WHAT TO PRODUCE - Output the material below unchanged, apart from leaving out the pictures.

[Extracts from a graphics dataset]
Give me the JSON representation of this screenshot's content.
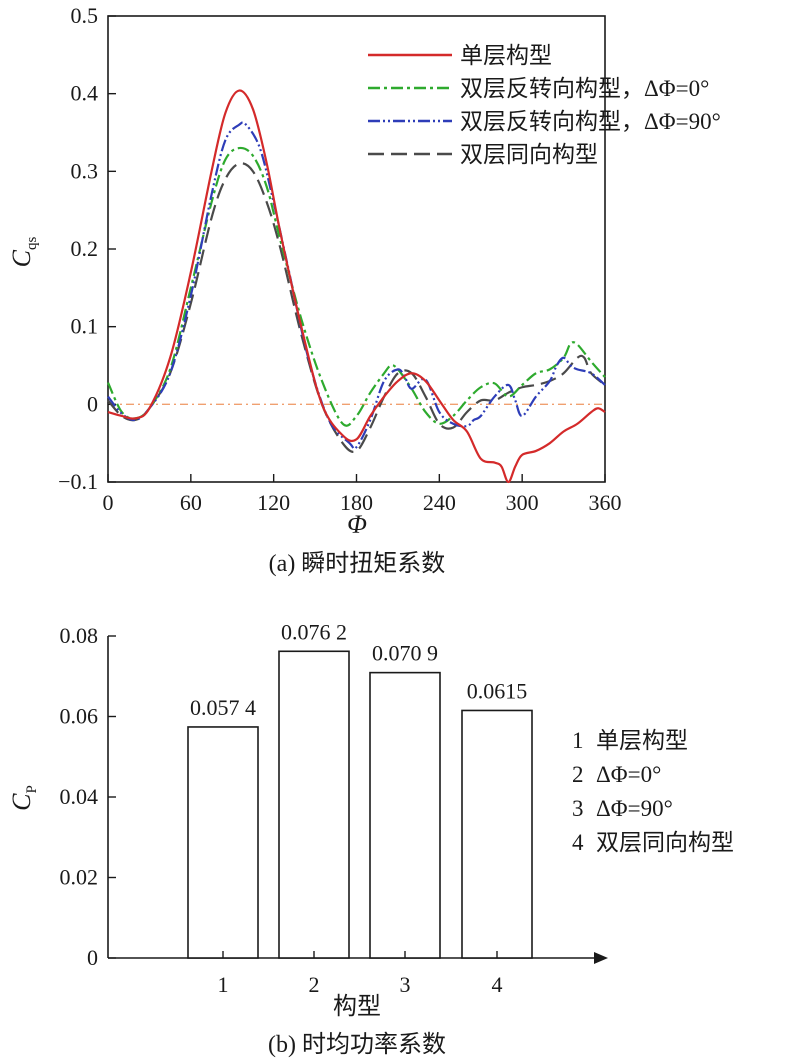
{
  "chart_data": [
    {
      "type": "line",
      "title": "",
      "caption": "(a) 瞬时扭矩系数",
      "xlabel": "Φ",
      "ylabel_main": "C",
      "ylabel_sub": "qs",
      "xlim": [
        0,
        360
      ],
      "ylim": [
        -0.1,
        0.5
      ],
      "xticks": [
        0,
        60,
        120,
        180,
        240,
        300,
        360
      ],
      "yticks": [
        -0.1,
        0,
        0.1,
        0.2,
        0.3,
        0.4,
        0.5
      ],
      "xtick_labels": [
        "0",
        "60",
        "120",
        "180",
        "240",
        "300",
        "360"
      ],
      "ytick_labels": [
        "−0.1",
        "0",
        "0.1",
        "0.2",
        "0.3",
        "0.4",
        "0.5"
      ],
      "reference_line": {
        "y": 0,
        "color": "#f0a070"
      },
      "legend_position": "top-right",
      "series": [
        {
          "name": "单层构型",
          "color": "#d42a2a",
          "style": "solid",
          "x": [
            0,
            10,
            20,
            30,
            45,
            60,
            75,
            85,
            95,
            105,
            115,
            125,
            140,
            155,
            170,
            180,
            190,
            200,
            210,
            220,
            230,
            240,
            250,
            260,
            270,
            280,
            285,
            290,
            295,
            300,
            310,
            320,
            330,
            340,
            350,
            355,
            360
          ],
          "y": [
            -0.01,
            -0.015,
            -0.018,
            -0.005,
            0.06,
            0.17,
            0.3,
            0.375,
            0.404,
            0.38,
            0.31,
            0.22,
            0.1,
            0.0,
            -0.04,
            -0.045,
            -0.015,
            0.01,
            0.03,
            0.04,
            0.03,
            0.005,
            -0.02,
            -0.035,
            -0.07,
            -0.075,
            -0.08,
            -0.1,
            -0.08,
            -0.065,
            -0.06,
            -0.05,
            -0.035,
            -0.025,
            -0.01,
            -0.005,
            -0.01
          ]
        },
        {
          "name": "双层反转向构型，ΔΦ=0°",
          "color": "#2eaa2e",
          "style": "dashdot",
          "x": [
            0,
            10,
            20,
            30,
            45,
            60,
            75,
            85,
            95,
            105,
            115,
            125,
            140,
            155,
            170,
            180,
            190,
            200,
            205,
            210,
            220,
            230,
            240,
            250,
            260,
            270,
            280,
            290,
            300,
            310,
            320,
            330,
            335,
            340,
            350,
            360
          ],
          "y": [
            0.028,
            -0.01,
            -0.018,
            -0.005,
            0.045,
            0.15,
            0.26,
            0.315,
            0.33,
            0.32,
            0.28,
            0.21,
            0.11,
            0.03,
            -0.025,
            -0.015,
            0.015,
            0.04,
            0.05,
            0.045,
            0.02,
            -0.01,
            -0.025,
            -0.015,
            0.005,
            0.022,
            0.027,
            0.01,
            0.025,
            0.04,
            0.045,
            0.06,
            0.078,
            0.077,
            0.055,
            0.035
          ]
        },
        {
          "name": "双层反转向构型，ΔΦ=90°",
          "color": "#2e3db8",
          "style": "dashdotdot",
          "x": [
            0,
            10,
            20,
            30,
            45,
            60,
            75,
            85,
            95,
            100,
            110,
            120,
            130,
            145,
            160,
            175,
            180,
            190,
            200,
            210,
            215,
            220,
            230,
            240,
            250,
            260,
            265,
            270,
            280,
            290,
            295,
            300,
            310,
            320,
            325,
            330,
            335,
            340,
            350,
            360
          ],
          "y": [
            0.01,
            -0.012,
            -0.02,
            -0.005,
            0.04,
            0.14,
            0.27,
            0.34,
            0.36,
            0.36,
            0.33,
            0.26,
            0.18,
            0.06,
            -0.02,
            -0.05,
            -0.055,
            -0.02,
            0.03,
            0.045,
            0.035,
            0.02,
            0.032,
            -0.01,
            -0.025,
            -0.028,
            -0.02,
            -0.015,
            0.01,
            0.025,
            0.005,
            -0.015,
            0.01,
            0.03,
            0.05,
            0.06,
            0.05,
            0.045,
            0.04,
            0.025
          ]
        },
        {
          "name": "双层同向构型",
          "color": "#4a4a4a",
          "style": "dashed",
          "x": [
            0,
            10,
            20,
            30,
            45,
            60,
            75,
            85,
            95,
            105,
            115,
            125,
            140,
            155,
            170,
            180,
            190,
            200,
            210,
            220,
            230,
            240,
            250,
            260,
            270,
            280,
            290,
            300,
            310,
            320,
            330,
            340,
            345,
            350,
            360
          ],
          "y": [
            0.005,
            -0.015,
            -0.02,
            -0.005,
            0.04,
            0.13,
            0.24,
            0.29,
            0.31,
            0.3,
            0.26,
            0.2,
            0.09,
            0.0,
            -0.05,
            -0.06,
            -0.03,
            0.01,
            0.04,
            0.04,
            0.01,
            -0.025,
            -0.03,
            -0.01,
            0.005,
            0.005,
            0.015,
            0.022,
            0.025,
            0.03,
            0.04,
            0.06,
            0.06,
            0.04,
            0.025
          ]
        }
      ]
    },
    {
      "type": "bar",
      "title": "",
      "caption": "(b) 时均功率系数",
      "xlabel": "构型",
      "ylabel_main": "C",
      "ylabel_sub": "P",
      "ylim": [
        0,
        0.08
      ],
      "yticks": [
        0,
        0.02,
        0.04,
        0.06,
        0.08
      ],
      "ytick_labels": [
        "0",
        "0.02",
        "0.04",
        "0.06",
        "0.08"
      ],
      "categories": [
        "1",
        "2",
        "3",
        "4"
      ],
      "values": [
        0.0574,
        0.0762,
        0.0709,
        0.0615
      ],
      "value_labels": [
        "0.057 4",
        "0.076 2",
        "0.070 9",
        "0.0615"
      ],
      "legend_position": "right",
      "legend": [
        {
          "key": "1",
          "label": "单层构型"
        },
        {
          "key": "2",
          "label": "ΔΦ=0°"
        },
        {
          "key": "3",
          "label": "ΔΦ=90°"
        },
        {
          "key": "4",
          "label": "双层同向构型"
        }
      ]
    }
  ]
}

FINISHED EXERCISE -
Give me the JSON representation of this screenshot's content.
{
  "chart_data": [
    {
      "type": "line",
      "title": "",
      "caption": "(a) 瞬时扭矩系数",
      "xlabel": "Φ",
      "ylabel_main": "C",
      "ylabel_sub": "qs",
      "xlim": [
        0,
        360
      ],
      "ylim": [
        -0.1,
        0.5
      ],
      "xticks": [
        0,
        60,
        120,
        180,
        240,
        300,
        360
      ],
      "yticks": [
        -0.1,
        0,
        0.1,
        0.2,
        0.3,
        0.4,
        0.5
      ],
      "xtick_labels": [
        "0",
        "60",
        "120",
        "180",
        "240",
        "300",
        "360"
      ],
      "ytick_labels": [
        "−0.1",
        "0",
        "0.1",
        "0.2",
        "0.3",
        "0.4",
        "0.5"
      ],
      "reference_line": {
        "y": 0,
        "color": "#f0a070"
      },
      "legend_position": "top-right",
      "series": [
        {
          "name": "单层构型",
          "color": "#d42a2a",
          "style": "solid",
          "x": [
            0,
            10,
            20,
            30,
            45,
            60,
            75,
            85,
            95,
            105,
            115,
            125,
            140,
            155,
            170,
            180,
            190,
            200,
            210,
            220,
            230,
            240,
            250,
            260,
            270,
            280,
            285,
            290,
            295,
            300,
            310,
            320,
            330,
            340,
            350,
            355,
            360
          ],
          "y": [
            -0.01,
            -0.015,
            -0.018,
            -0.005,
            0.06,
            0.17,
            0.3,
            0.375,
            0.404,
            0.38,
            0.31,
            0.22,
            0.1,
            0.0,
            -0.04,
            -0.045,
            -0.015,
            0.01,
            0.03,
            0.04,
            0.03,
            0.005,
            -0.02,
            -0.035,
            -0.07,
            -0.075,
            -0.08,
            -0.1,
            -0.08,
            -0.065,
            -0.06,
            -0.05,
            -0.035,
            -0.025,
            -0.01,
            -0.005,
            -0.01
          ]
        },
        {
          "name": "双层反转向构型，ΔΦ=0°",
          "color": "#2eaa2e",
          "style": "dashdot",
          "x": [
            0,
            10,
            20,
            30,
            45,
            60,
            75,
            85,
            95,
            105,
            115,
            125,
            140,
            155,
            170,
            180,
            190,
            200,
            205,
            210,
            220,
            230,
            240,
            250,
            260,
            270,
            280,
            290,
            300,
            310,
            320,
            330,
            335,
            340,
            350,
            360
          ],
          "y": [
            0.028,
            -0.01,
            -0.018,
            -0.005,
            0.045,
            0.15,
            0.26,
            0.315,
            0.33,
            0.32,
            0.28,
            0.21,
            0.11,
            0.03,
            -0.025,
            -0.015,
            0.015,
            0.04,
            0.05,
            0.045,
            0.02,
            -0.01,
            -0.025,
            -0.015,
            0.005,
            0.022,
            0.027,
            0.01,
            0.025,
            0.04,
            0.045,
            0.06,
            0.078,
            0.077,
            0.055,
            0.035
          ]
        },
        {
          "name": "双层反转向构型，ΔΦ=90°",
          "color": "#2e3db8",
          "style": "dashdotdot",
          "x": [
            0,
            10,
            20,
            30,
            45,
            60,
            75,
            85,
            95,
            100,
            110,
            120,
            130,
            145,
            160,
            175,
            180,
            190,
            200,
            210,
            215,
            220,
            230,
            240,
            250,
            260,
            265,
            270,
            280,
            290,
            295,
            300,
            310,
            320,
            325,
            330,
            335,
            340,
            350,
            360
          ],
          "y": [
            0.01,
            -0.012,
            -0.02,
            -0.005,
            0.04,
            0.14,
            0.27,
            0.34,
            0.36,
            0.36,
            0.33,
            0.26,
            0.18,
            0.06,
            -0.02,
            -0.05,
            -0.055,
            -0.02,
            0.03,
            0.045,
            0.035,
            0.02,
            0.032,
            -0.01,
            -0.025,
            -0.028,
            -0.02,
            -0.015,
            0.01,
            0.025,
            0.005,
            -0.015,
            0.01,
            0.03,
            0.05,
            0.06,
            0.05,
            0.045,
            0.04,
            0.025
          ]
        },
        {
          "name": "双层同向构型",
          "color": "#4a4a4a",
          "style": "dashed",
          "x": [
            0,
            10,
            20,
            30,
            45,
            60,
            75,
            85,
            95,
            105,
            115,
            125,
            140,
            155,
            170,
            180,
            190,
            200,
            210,
            220,
            230,
            240,
            250,
            260,
            270,
            280,
            290,
            300,
            310,
            320,
            330,
            340,
            345,
            350,
            360
          ],
          "y": [
            0.005,
            -0.015,
            -0.02,
            -0.005,
            0.04,
            0.13,
            0.24,
            0.29,
            0.31,
            0.3,
            0.26,
            0.2,
            0.09,
            0.0,
            -0.05,
            -0.06,
            -0.03,
            0.01,
            0.04,
            0.04,
            0.01,
            -0.025,
            -0.03,
            -0.01,
            0.005,
            0.005,
            0.015,
            0.022,
            0.025,
            0.03,
            0.04,
            0.06,
            0.06,
            0.04,
            0.025
          ]
        }
      ]
    },
    {
      "type": "bar",
      "title": "",
      "caption": "(b) 时均功率系数",
      "xlabel": "构型",
      "ylabel_main": "C",
      "ylabel_sub": "P",
      "ylim": [
        0,
        0.08
      ],
      "yticks": [
        0,
        0.02,
        0.04,
        0.06,
        0.08
      ],
      "ytick_labels": [
        "0",
        "0.02",
        "0.04",
        "0.06",
        "0.08"
      ],
      "categories": [
        "1",
        "2",
        "3",
        "4"
      ],
      "values": [
        0.0574,
        0.0762,
        0.0709,
        0.0615
      ],
      "value_labels": [
        "0.057 4",
        "0.076 2",
        "0.070 9",
        "0.0615"
      ],
      "legend_position": "right",
      "legend": [
        {
          "key": "1",
          "label": "单层构型"
        },
        {
          "key": "2",
          "label": "ΔΦ=0°"
        },
        {
          "key": "3",
          "label": "ΔΦ=90°"
        },
        {
          "key": "4",
          "label": "双层同向构型"
        }
      ]
    }
  ]
}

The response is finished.